_Exercise task_
Reproduce all of the data exactly, with no line skipped.

_Records shown_
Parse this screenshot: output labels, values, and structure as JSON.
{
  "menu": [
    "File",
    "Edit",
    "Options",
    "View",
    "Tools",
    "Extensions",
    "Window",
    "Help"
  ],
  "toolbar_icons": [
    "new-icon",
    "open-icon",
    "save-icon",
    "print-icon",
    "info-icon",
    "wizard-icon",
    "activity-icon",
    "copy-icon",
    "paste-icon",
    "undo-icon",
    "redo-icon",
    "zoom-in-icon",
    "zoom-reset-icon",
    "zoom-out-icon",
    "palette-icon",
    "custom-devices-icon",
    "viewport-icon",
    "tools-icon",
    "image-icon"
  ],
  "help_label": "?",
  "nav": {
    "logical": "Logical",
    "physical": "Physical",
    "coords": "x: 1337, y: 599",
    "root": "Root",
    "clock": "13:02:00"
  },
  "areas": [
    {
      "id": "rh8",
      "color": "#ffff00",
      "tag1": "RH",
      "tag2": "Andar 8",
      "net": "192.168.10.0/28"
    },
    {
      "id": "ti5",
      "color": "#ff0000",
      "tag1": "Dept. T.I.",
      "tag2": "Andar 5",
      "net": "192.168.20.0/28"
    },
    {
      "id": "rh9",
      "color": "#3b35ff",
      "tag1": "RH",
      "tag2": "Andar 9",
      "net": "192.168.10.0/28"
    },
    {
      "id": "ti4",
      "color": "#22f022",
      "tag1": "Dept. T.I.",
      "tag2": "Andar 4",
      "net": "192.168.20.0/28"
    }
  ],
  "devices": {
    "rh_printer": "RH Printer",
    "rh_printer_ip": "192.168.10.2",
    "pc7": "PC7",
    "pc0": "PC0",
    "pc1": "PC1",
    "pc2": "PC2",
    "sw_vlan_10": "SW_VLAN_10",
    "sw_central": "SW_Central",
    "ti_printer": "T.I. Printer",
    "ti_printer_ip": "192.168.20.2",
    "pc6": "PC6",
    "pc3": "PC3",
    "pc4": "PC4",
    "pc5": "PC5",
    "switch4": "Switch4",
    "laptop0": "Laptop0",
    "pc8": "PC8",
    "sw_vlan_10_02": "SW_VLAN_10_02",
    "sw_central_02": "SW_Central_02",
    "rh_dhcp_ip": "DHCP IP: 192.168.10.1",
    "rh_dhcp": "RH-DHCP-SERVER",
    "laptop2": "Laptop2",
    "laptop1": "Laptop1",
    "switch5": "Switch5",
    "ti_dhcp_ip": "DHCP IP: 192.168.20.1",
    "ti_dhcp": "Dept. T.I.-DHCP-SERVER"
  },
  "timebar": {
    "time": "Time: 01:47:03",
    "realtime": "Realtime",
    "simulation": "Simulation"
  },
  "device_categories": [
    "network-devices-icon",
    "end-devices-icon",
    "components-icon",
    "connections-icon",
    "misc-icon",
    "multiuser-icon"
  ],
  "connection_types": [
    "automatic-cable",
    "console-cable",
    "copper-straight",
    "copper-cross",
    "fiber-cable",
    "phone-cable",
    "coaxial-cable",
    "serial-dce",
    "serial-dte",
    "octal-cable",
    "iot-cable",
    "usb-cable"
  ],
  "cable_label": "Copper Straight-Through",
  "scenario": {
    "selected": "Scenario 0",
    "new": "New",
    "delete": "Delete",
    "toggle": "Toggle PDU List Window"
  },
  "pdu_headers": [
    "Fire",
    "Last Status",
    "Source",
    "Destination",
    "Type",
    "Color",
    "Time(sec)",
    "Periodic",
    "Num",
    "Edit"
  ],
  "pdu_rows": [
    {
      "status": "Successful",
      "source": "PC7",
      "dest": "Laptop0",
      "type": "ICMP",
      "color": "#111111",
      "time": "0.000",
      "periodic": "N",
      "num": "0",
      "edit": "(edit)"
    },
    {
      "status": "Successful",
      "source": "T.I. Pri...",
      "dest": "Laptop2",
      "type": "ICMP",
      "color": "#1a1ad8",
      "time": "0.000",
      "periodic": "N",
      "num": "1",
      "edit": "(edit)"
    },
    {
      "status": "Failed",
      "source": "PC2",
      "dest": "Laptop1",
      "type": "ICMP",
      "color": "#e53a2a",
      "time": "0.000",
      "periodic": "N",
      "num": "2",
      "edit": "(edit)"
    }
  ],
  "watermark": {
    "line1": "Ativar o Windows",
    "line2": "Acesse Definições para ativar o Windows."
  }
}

_Solved problem_
Parse this screenshot: output labels, values, and structure as JSON.
{
  "menu": [
    "File",
    "Edit",
    "Options",
    "View",
    "Tools",
    "Extensions",
    "Window",
    "Help"
  ],
  "toolbar_icons": [
    "new-icon",
    "open-icon",
    "save-icon",
    "print-icon",
    "info-icon",
    "wizard-icon",
    "activity-icon",
    "copy-icon",
    "paste-icon",
    "undo-icon",
    "redo-icon",
    "zoom-in-icon",
    "zoom-reset-icon",
    "zoom-out-icon",
    "palette-icon",
    "custom-devices-icon",
    "viewport-icon",
    "tools-icon",
    "image-icon"
  ],
  "help_label": "?",
  "nav": {
    "logical": "Logical",
    "physical": "Physical",
    "coords": "x: 1337, y: 599",
    "root": "Root",
    "clock": "13:02:00"
  },
  "areas": [
    {
      "id": "rh8",
      "color": "#ffff00",
      "tag1": "RH",
      "tag2": "Andar 8",
      "net": "192.168.10.0/28"
    },
    {
      "id": "ti5",
      "color": "#ff0000",
      "tag1": "Dept. T.I.",
      "tag2": "Andar 5",
      "net": "192.168.20.0/28"
    },
    {
      "id": "rh9",
      "color": "#3b35ff",
      "tag1": "RH",
      "tag2": "Andar 9",
      "net": "192.168.10.0/28"
    },
    {
      "id": "ti4",
      "color": "#22f022",
      "tag1": "Dept. T.I.",
      "tag2": "Andar 4",
      "net": "192.168.20.0/28"
    }
  ],
  "devices": {
    "rh_printer": "RH Printer",
    "rh_printer_ip": "192.168.10.2",
    "pc7": "PC7",
    "pc0": "PC0",
    "pc1": "PC1",
    "pc2": "PC2",
    "sw_vlan_10": "SW_VLAN_10",
    "sw_central": "SW_Central",
    "ti_printer": "T.I. Printer",
    "ti_printer_ip": "192.168.20.2",
    "pc6": "PC6",
    "pc3": "PC3",
    "pc4": "PC4",
    "pc5": "PC5",
    "switch4": "Switch4",
    "laptop0": "Laptop0",
    "pc8": "PC8",
    "sw_vlan_10_02": "SW_VLAN_10_02",
    "sw_central_02": "SW_Central_02",
    "rh_dhcp_ip": "DHCP IP: 192.168.10.1",
    "rh_dhcp": "RH-DHCP-SERVER",
    "laptop2": "Laptop2",
    "laptop1": "Laptop1",
    "switch5": "Switch5",
    "ti_dhcp_ip": "DHCP IP: 192.168.20.1",
    "ti_dhcp": "Dept. T.I.-DHCP-SERVER"
  },
  "timebar": {
    "time": "Time: 01:47:03",
    "realtime": "Realtime",
    "simulation": "Simulation"
  },
  "device_categories": [
    "network-devices-icon",
    "end-devices-icon",
    "components-icon",
    "connections-icon",
    "misc-icon",
    "multiuser-icon"
  ],
  "connection_types": [
    "automatic-cable",
    "console-cable",
    "copper-straight",
    "copper-cross",
    "fiber-cable",
    "phone-cable",
    "coaxial-cable",
    "serial-dce",
    "serial-dte",
    "octal-cable",
    "iot-cable",
    "usb-cable"
  ],
  "cable_label": "Copper Straight-Through",
  "scenario": {
    "selected": "Scenario 0",
    "new": "New",
    "delete": "Delete",
    "toggle": "Toggle PDU List Window"
  },
  "pdu_headers": [
    "Fire",
    "Last Status",
    "Source",
    "Destination",
    "Type",
    "Color",
    "Time(sec)",
    "Periodic",
    "Num",
    "Edit"
  ],
  "pdu_rows": [
    {
      "status": "Successful",
      "source": "PC7",
      "dest": "Laptop0",
      "type": "ICMP",
      "color": "#111111",
      "time": "0.000",
      "periodic": "N",
      "num": "0",
      "edit": "(edit)"
    },
    {
      "status": "Successful",
      "source": "T.I. Pri...",
      "dest": "Laptop2",
      "type": "ICMP",
      "color": "#1a1ad8",
      "time": "0.000",
      "periodic": "N",
      "num": "1",
      "edit": "(edit)"
    },
    {
      "status": "Failed",
      "source": "PC2",
      "dest": "Laptop1",
      "type": "ICMP",
      "color": "#e53a2a",
      "time": "0.000",
      "periodic": "N",
      "num": "2",
      "edit": "(edit)"
    }
  ],
  "watermark": {
    "line1": "Ativar o Windows",
    "line2": "Acesse Definições para ativar o Windows."
  }
}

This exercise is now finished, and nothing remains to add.